**Written instruction:** Please print every record below exactly as it appears.

**Excerpted records:**
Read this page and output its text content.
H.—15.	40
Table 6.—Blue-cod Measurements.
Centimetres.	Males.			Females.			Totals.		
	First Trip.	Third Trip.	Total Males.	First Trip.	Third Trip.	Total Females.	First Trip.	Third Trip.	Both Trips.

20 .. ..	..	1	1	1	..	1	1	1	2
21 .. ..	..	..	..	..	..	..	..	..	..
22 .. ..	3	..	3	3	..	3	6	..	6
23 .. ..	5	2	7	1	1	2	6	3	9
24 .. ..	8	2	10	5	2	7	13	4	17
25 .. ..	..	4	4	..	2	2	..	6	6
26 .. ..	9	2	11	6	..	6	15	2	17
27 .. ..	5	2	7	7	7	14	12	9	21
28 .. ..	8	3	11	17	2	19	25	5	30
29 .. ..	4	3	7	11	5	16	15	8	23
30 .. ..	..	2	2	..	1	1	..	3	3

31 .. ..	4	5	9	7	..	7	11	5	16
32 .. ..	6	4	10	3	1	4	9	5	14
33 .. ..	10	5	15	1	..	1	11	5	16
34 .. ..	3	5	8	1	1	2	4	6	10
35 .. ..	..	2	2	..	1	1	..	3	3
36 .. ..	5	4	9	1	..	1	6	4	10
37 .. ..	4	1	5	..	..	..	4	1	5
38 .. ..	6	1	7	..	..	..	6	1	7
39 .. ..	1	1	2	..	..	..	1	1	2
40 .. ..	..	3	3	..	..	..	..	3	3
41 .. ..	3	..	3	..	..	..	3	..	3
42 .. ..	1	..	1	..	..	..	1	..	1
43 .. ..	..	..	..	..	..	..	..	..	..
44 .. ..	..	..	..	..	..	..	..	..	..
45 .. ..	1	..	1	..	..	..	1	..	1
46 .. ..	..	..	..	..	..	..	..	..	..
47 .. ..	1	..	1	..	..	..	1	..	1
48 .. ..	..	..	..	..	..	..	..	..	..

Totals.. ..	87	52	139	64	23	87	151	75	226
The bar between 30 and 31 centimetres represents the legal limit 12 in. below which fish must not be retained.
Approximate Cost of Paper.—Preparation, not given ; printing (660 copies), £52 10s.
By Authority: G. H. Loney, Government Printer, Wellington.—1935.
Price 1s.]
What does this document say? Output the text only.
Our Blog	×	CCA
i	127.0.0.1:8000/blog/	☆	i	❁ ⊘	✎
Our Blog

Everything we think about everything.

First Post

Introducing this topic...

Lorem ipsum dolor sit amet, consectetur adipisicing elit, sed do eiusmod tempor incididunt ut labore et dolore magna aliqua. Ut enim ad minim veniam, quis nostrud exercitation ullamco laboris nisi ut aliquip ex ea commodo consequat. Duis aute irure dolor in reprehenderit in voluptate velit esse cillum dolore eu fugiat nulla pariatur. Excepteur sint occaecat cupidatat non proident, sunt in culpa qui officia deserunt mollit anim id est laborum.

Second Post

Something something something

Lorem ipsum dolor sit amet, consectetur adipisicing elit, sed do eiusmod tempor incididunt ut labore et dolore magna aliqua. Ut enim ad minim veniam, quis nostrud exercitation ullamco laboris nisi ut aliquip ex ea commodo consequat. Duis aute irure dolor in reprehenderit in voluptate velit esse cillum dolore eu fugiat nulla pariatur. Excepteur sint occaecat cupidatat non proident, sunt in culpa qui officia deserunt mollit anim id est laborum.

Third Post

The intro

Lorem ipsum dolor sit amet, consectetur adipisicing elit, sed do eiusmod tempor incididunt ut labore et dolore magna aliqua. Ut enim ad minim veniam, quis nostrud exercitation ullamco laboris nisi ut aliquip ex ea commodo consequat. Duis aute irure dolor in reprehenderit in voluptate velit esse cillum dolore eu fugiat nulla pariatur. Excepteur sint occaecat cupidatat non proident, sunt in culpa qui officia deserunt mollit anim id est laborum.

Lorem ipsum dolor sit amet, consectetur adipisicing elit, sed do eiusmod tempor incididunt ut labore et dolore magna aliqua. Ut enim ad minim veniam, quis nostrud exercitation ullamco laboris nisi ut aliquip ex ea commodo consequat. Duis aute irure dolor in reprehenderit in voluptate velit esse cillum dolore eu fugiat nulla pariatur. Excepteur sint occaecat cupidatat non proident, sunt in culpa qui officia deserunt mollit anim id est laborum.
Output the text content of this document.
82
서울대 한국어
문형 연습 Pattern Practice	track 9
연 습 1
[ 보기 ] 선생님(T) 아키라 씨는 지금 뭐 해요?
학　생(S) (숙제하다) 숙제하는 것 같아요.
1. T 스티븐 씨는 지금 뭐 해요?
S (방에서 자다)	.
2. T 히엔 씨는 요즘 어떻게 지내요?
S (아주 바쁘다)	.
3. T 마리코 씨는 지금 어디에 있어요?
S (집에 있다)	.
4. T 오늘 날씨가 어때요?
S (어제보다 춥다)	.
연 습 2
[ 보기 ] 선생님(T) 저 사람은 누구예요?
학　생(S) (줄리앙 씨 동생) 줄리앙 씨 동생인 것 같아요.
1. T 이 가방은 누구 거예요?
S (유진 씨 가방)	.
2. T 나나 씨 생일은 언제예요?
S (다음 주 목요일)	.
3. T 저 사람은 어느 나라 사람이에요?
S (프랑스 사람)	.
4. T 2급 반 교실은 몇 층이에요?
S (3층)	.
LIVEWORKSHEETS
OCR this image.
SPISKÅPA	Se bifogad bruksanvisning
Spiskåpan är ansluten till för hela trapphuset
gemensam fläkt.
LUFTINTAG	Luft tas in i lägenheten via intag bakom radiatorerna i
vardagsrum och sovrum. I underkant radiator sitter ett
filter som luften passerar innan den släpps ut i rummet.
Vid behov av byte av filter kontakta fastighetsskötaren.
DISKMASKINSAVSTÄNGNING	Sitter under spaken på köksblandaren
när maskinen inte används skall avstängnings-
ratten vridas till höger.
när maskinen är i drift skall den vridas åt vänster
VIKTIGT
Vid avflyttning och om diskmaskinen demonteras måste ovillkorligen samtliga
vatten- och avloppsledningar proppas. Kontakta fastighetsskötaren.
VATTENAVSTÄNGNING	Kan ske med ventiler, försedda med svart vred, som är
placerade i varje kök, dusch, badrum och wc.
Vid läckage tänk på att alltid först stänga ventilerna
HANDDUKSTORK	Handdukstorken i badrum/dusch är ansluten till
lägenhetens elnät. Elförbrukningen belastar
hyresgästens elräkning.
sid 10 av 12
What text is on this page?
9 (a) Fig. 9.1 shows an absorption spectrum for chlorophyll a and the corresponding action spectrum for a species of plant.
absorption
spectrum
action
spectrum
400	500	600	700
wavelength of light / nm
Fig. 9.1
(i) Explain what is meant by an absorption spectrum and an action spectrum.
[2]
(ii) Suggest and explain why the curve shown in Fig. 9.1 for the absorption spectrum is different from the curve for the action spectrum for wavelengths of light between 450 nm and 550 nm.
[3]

**In response:**
Read this page and output its text content.
H.—15.	40
Table 6.—Blue-cod Measurements.
Centimetres.	Males.			Females.			Totals.		
	First Trip.	Third Trip.	Total Males.	First Trip.	Third Trip.	Total Females.	First Trip.	Third Trip.	Both Trips.

20 .. ..	..	1	1	1	..	1	1	1	2
21 .. ..	..	..	..	..	..	..	..	..	..
22 .. ..	3	..	3	3	..	3	6	..	6
23 .. ..	5	2	7	1	1	2	6	3	9
24 .. ..	8	2	10	5	2	7	13	4	17
25 .. ..	..	4	4	..	2	2	..	6	6
26 .. ..	9	2	11	6	..	6	15	2	17
27 .. ..	5	2	7	7	7	14	12	9	21
28 .. ..	8	3	11	17	2	19	25	5	30
29 .. ..	4	3	7	11	5	16	15	8	23
30 .. ..	..	2	2	..	1	1	..	3	3

31 .. ..	4	5	9	7	..	7	11	5	16
32 .. ..	6	4	10	3	1	4	9	5	14
33 .. ..	10	5	15	1	..	1	11	5	16
34 .. ..	3	5	8	1	1	2	4	6	10
35 .. ..	..	2	2	..	1	1	..	3	3
36 .. ..	5	4	9	1	..	1	6	4	10
37 .. ..	4	1	5	..	..	..	4	1	5
38 .. ..	6	1	7	..	..	..	6	1	7
39 .. ..	1	1	2	..	..	..	1	1	2
40 .. ..	..	3	3	..	..	..	..	3	3
41 .. ..	3	..	3	..	..	..	3	..	3
42 .. ..	1	..	1	..	..	..	1	..	1
43 .. ..	..	..	..	..	..	..	..	..	..
44 .. ..	..	..	..	..	..	..	..	..	..
45 .. ..	1	..	1	..	..	..	1	..	1
46 .. ..	..	..	..	..	..	..	..	..	..
47 .. ..	1	..	1	..	..	..	1	..	1
48 .. ..	..	..	..	..	..	..	..	..	..

Totals.. ..	87	52	139	64	23	87	151	75	226
The bar between 30 and 31 centimetres represents the legal limit 12 in. below which fish must not be retained.
Approximate Cost of Paper.—Preparation, not given ; printing (660 copies), £52 10s.
By Authority: G. H. Loney, Government Printer, Wellington.—1935.
Price 1s.]
What does this document say? Output the text only.
Our Blog	×	CCA
i	127.0.0.1:8000/blog/	☆	i	❁ ⊘	✎
Our Blog

Everything we think about everything.

First Post

Introducing this topic...

Lorem ipsum dolor sit amet, consectetur adipisicing elit, sed do eiusmod tempor incididunt ut labore et dolore magna aliqua. Ut enim ad minim veniam, quis nostrud exercitation ullamco laboris nisi ut aliquip ex ea commodo consequat. Duis aute irure dolor in reprehenderit in voluptate velit esse cillum dolore eu fugiat nulla pariatur. Excepteur sint occaecat cupidatat non proident, sunt in culpa qui officia deserunt mollit anim id est laborum.

Second Post

Something something something

Lorem ipsum dolor sit amet, consectetur adipisicing elit, sed do eiusmod tempor incididunt ut labore et dolore magna aliqua. Ut enim ad minim veniam, quis nostrud exercitation ullamco laboris nisi ut aliquip ex ea commodo consequat. Duis aute irure dolor in reprehenderit in voluptate velit esse cillum dolore eu fugiat nulla pariatur. Excepteur sint occaecat cupidatat non proident, sunt in culpa qui officia deserunt mollit anim id est laborum.

Third Post

The intro

Lorem ipsum dolor sit amet, consectetur adipisicing elit, sed do eiusmod tempor incididunt ut labore et dolore magna aliqua. Ut enim ad minim veniam, quis nostrud exercitation ullamco laboris nisi ut aliquip ex ea commodo consequat. Duis aute irure dolor in reprehenderit in voluptate velit esse cillum dolore eu fugiat nulla pariatur. Excepteur sint occaecat cupidatat non proident, sunt in culpa qui officia deserunt mollit anim id est laborum.

Lorem ipsum dolor sit amet, consectetur adipisicing elit, sed do eiusmod tempor incididunt ut labore et dolore magna aliqua. Ut enim ad minim veniam, quis nostrud exercitation ullamco laboris nisi ut aliquip ex ea commodo consequat. Duis aute irure dolor in reprehenderit in voluptate velit esse cillum dolore eu fugiat nulla pariatur. Excepteur sint occaecat cupidatat non proident, sunt in culpa qui officia deserunt mollit anim id est laborum.
Output the text content of this document.
82
서울대 한국어
문형 연습 Pattern Practice	track 9
연 습 1
[ 보기 ] 선생님(T) 아키라 씨는 지금 뭐 해요?
학　생(S) (숙제하다) 숙제하는 것 같아요.
1. T 스티븐 씨는 지금 뭐 해요?
S (방에서 자다)	.
2. T 히엔 씨는 요즘 어떻게 지내요?
S (아주 바쁘다)	.
3. T 마리코 씨는 지금 어디에 있어요?
S (집에 있다)	.
4. T 오늘 날씨가 어때요?
S (어제보다 춥다)	.
연 습 2
[ 보기 ] 선생님(T) 저 사람은 누구예요?
학　생(S) (줄리앙 씨 동생) 줄리앙 씨 동생인 것 같아요.
1. T 이 가방은 누구 거예요?
S (유진 씨 가방)	.
2. T 나나 씨 생일은 언제예요?
S (다음 주 목요일)	.
3. T 저 사람은 어느 나라 사람이에요?
S (프랑스 사람)	.
4. T 2급 반 교실은 몇 층이에요?
S (3층)	.
LIVEWORKSHEETS
OCR this image.
SPISKÅPA	Se bifogad bruksanvisning
Spiskåpan är ansluten till för hela trapphuset
gemensam fläkt.
LUFTINTAG	Luft tas in i lägenheten via intag bakom radiatorerna i
vardagsrum och sovrum. I underkant radiator sitter ett
filter som luften passerar innan den släpps ut i rummet.
Vid behov av byte av filter kontakta fastighetsskötaren.
DISKMASKINSAVSTÄNGNING	Sitter under spaken på köksblandaren
när maskinen inte används skall avstängnings-
ratten vridas till höger.
när maskinen är i drift skall den vridas åt vänster
VIKTIGT
Vid avflyttning och om diskmaskinen demonteras måste ovillkorligen samtliga
vatten- och avloppsledningar proppas. Kontakta fastighetsskötaren.
VATTENAVSTÄNGNING	Kan ske med ventiler, försedda med svart vred, som är
placerade i varje kök, dusch, badrum och wc.
Vid läckage tänk på att alltid först stänga ventilerna
HANDDUKSTORK	Handdukstorken i badrum/dusch är ansluten till
lägenhetens elnät. Elförbrukningen belastar
hyresgästens elräkning.
sid 10 av 12
What text is on this page?
9 (a) Fig. 9.1 shows an absorption spectrum for chlorophyll a and the corresponding action spectrum for a species of plant.
absorption
spectrum
action
spectrum
400	500	600	700
wavelength of light / nm
Fig. 9.1
(i) Explain what is meant by an absorption spectrum and an action spectrum.
[2]
(ii) Suggest and explain why the curve shown in Fig. 9.1 for the absorption spectrum is different from the curve for the action spectrum for wavelengths of light between 450 nm and 550 nm.
[3]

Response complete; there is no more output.